> [Written request] Pick out each line below containing "JSON".

+++

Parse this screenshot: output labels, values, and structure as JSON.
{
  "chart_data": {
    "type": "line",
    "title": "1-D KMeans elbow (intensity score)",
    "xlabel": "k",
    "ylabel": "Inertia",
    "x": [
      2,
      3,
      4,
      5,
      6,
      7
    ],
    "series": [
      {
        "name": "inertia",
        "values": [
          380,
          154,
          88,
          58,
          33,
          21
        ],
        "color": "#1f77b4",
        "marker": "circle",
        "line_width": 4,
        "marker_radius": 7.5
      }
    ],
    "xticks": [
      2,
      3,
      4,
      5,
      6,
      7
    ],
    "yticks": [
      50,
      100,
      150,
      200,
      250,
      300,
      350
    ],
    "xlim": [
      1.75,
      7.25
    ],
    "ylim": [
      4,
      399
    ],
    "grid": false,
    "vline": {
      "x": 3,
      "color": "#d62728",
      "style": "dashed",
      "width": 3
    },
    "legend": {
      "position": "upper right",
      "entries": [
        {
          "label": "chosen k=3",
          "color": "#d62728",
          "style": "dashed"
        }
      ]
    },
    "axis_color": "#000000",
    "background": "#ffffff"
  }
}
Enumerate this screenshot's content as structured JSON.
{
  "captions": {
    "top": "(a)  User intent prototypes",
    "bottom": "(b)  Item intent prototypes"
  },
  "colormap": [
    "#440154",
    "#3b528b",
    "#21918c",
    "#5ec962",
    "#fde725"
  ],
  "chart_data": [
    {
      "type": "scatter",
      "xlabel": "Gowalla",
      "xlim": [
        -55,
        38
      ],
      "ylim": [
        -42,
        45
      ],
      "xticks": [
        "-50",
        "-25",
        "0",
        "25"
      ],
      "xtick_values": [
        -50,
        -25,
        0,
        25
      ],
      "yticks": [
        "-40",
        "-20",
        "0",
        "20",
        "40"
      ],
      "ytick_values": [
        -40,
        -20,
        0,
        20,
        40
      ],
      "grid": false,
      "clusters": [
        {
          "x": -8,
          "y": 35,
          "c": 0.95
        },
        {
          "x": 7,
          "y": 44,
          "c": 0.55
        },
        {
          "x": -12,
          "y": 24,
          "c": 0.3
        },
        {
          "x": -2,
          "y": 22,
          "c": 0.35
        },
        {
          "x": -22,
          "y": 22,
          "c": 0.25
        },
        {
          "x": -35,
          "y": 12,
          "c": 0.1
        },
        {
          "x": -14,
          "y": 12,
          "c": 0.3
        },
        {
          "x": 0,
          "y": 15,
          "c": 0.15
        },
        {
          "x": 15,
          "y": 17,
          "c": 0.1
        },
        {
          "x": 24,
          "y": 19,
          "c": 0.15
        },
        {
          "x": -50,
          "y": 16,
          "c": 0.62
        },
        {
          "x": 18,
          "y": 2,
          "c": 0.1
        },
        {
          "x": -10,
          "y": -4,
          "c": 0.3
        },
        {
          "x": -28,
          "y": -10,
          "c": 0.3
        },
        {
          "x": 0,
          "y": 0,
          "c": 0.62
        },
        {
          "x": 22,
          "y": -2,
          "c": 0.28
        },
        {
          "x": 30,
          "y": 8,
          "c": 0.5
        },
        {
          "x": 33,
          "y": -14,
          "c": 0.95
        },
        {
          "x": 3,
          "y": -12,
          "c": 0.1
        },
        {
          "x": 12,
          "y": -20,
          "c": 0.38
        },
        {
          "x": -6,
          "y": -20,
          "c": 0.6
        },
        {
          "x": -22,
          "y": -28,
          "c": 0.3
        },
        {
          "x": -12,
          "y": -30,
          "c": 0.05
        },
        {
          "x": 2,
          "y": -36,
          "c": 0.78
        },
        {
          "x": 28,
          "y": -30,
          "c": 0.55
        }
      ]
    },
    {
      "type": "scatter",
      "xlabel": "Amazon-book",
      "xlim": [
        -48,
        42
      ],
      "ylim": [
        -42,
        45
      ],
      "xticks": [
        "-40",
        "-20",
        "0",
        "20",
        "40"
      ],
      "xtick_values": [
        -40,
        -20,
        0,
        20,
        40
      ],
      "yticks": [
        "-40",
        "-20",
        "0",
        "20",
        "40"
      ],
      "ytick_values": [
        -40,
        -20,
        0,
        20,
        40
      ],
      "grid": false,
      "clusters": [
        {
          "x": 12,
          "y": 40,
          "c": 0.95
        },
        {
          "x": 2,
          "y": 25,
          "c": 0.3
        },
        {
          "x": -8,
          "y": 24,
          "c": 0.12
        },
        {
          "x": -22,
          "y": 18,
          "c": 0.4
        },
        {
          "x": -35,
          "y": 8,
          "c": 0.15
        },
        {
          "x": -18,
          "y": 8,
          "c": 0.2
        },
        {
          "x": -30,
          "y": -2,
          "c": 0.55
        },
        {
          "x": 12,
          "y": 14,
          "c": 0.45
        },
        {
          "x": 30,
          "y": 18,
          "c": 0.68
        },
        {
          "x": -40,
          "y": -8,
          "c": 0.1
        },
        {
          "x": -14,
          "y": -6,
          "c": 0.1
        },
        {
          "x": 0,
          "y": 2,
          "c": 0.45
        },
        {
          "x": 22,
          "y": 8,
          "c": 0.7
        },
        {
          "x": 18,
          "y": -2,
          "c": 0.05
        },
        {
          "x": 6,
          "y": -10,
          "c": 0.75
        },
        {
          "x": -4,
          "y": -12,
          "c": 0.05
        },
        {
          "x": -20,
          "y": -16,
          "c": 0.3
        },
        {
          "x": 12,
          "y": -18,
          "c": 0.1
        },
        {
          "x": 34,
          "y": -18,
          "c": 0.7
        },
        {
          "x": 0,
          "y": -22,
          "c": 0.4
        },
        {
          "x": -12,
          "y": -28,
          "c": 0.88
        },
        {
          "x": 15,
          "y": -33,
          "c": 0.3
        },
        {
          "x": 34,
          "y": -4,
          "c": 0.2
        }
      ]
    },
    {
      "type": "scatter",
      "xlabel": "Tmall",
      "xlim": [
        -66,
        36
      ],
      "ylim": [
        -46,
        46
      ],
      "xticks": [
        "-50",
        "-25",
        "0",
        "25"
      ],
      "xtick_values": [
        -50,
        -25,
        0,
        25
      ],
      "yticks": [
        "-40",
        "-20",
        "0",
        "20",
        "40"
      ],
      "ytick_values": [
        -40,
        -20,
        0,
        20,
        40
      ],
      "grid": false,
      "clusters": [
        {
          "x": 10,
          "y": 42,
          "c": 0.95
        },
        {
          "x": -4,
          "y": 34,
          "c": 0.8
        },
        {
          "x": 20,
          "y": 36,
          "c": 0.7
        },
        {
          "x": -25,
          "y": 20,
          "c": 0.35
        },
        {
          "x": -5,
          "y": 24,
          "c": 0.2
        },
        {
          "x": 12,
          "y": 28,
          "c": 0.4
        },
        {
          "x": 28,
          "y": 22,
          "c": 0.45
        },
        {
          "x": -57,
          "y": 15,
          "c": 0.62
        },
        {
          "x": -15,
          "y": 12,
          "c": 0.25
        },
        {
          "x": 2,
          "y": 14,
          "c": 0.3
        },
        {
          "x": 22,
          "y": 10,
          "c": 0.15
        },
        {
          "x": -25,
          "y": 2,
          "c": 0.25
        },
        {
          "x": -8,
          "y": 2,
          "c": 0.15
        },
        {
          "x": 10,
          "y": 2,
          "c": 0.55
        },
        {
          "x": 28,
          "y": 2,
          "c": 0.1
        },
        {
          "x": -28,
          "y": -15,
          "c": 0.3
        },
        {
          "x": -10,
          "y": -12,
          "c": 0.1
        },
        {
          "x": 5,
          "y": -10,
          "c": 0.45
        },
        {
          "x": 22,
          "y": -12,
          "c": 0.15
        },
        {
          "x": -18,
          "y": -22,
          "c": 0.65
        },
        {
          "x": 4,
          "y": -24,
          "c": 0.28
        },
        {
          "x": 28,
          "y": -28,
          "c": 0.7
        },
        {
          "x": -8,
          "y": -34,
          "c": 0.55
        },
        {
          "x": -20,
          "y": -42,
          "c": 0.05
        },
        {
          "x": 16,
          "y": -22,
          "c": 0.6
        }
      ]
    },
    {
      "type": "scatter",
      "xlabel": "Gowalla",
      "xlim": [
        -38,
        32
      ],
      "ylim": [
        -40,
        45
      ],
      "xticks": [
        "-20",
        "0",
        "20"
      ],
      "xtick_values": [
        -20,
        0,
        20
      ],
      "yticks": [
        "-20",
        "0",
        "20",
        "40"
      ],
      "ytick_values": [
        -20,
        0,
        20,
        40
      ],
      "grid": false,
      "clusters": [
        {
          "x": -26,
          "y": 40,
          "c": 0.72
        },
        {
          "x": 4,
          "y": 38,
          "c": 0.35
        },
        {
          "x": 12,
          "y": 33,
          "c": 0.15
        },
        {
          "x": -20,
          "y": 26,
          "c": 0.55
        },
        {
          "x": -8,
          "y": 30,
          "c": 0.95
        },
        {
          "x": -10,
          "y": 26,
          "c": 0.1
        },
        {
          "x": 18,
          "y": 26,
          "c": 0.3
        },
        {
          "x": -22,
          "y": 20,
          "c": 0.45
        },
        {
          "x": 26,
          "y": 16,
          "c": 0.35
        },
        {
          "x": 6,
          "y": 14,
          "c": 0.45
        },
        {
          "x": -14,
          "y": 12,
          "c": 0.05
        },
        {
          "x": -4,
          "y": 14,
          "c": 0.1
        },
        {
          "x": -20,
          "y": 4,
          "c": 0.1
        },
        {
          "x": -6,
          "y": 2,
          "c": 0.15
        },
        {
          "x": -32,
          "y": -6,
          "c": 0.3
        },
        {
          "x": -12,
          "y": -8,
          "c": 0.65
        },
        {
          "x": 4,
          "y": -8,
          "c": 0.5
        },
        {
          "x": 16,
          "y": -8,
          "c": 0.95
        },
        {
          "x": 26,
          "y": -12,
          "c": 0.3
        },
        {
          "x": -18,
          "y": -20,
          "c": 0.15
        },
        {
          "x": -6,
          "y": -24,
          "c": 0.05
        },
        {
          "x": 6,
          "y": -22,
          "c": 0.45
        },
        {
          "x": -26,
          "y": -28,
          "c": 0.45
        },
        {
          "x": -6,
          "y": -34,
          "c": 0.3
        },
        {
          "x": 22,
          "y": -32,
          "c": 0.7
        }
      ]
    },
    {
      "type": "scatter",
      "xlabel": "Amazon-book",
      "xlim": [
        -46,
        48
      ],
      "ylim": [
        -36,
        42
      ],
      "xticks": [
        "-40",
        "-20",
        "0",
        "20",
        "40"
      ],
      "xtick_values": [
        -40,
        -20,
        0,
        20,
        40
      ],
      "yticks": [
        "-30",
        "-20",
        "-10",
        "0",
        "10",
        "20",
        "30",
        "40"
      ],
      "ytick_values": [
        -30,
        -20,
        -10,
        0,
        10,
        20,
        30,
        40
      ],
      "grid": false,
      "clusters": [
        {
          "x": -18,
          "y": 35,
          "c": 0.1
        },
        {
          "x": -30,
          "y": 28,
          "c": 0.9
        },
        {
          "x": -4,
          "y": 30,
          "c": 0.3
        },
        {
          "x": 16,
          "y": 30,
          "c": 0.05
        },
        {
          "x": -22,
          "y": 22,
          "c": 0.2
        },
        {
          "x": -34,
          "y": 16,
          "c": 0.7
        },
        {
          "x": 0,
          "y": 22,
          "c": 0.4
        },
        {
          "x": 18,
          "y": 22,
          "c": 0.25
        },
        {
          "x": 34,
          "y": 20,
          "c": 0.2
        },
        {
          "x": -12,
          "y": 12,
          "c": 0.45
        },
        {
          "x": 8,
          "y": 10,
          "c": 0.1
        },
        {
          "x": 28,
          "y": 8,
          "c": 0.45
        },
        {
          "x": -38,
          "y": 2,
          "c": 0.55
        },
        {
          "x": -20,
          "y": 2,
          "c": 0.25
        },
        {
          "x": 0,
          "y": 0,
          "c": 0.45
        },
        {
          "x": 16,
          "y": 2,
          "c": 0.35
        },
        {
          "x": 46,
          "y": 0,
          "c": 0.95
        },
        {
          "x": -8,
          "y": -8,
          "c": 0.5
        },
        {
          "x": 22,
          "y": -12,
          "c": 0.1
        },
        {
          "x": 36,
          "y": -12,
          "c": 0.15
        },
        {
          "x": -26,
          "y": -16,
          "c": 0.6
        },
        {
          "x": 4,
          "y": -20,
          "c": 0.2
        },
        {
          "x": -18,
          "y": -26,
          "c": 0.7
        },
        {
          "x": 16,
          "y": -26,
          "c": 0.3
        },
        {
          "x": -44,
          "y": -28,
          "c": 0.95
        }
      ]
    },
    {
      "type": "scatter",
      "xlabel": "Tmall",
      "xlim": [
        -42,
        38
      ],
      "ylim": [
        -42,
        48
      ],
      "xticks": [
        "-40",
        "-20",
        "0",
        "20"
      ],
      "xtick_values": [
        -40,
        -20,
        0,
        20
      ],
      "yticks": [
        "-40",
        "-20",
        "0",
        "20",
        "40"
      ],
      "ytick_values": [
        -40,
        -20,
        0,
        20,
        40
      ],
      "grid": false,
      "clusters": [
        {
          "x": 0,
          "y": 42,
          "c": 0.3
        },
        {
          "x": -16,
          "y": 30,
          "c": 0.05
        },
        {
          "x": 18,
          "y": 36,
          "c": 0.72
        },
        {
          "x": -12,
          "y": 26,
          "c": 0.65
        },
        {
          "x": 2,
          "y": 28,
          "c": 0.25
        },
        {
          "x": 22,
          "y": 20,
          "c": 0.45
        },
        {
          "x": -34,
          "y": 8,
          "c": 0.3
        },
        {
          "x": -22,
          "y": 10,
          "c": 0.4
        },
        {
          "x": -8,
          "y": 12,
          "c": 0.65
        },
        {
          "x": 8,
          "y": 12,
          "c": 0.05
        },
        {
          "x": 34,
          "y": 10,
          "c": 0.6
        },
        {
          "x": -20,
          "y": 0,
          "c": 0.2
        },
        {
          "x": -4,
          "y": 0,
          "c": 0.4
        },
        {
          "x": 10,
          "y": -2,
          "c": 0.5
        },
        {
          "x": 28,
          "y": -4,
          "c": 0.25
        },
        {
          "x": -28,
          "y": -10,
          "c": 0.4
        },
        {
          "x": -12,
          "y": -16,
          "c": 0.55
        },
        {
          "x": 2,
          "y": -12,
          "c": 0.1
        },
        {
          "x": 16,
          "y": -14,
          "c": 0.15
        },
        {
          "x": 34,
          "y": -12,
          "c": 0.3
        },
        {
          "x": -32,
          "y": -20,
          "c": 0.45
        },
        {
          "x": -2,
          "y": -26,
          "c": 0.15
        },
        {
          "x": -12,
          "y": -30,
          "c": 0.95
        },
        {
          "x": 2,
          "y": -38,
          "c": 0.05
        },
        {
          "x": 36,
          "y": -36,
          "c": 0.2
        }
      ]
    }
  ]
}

+++

> [Response]
Parse this screenshot: output labels, values, and structure as JSON.
Enumerate this screenshot's content as structured JSON.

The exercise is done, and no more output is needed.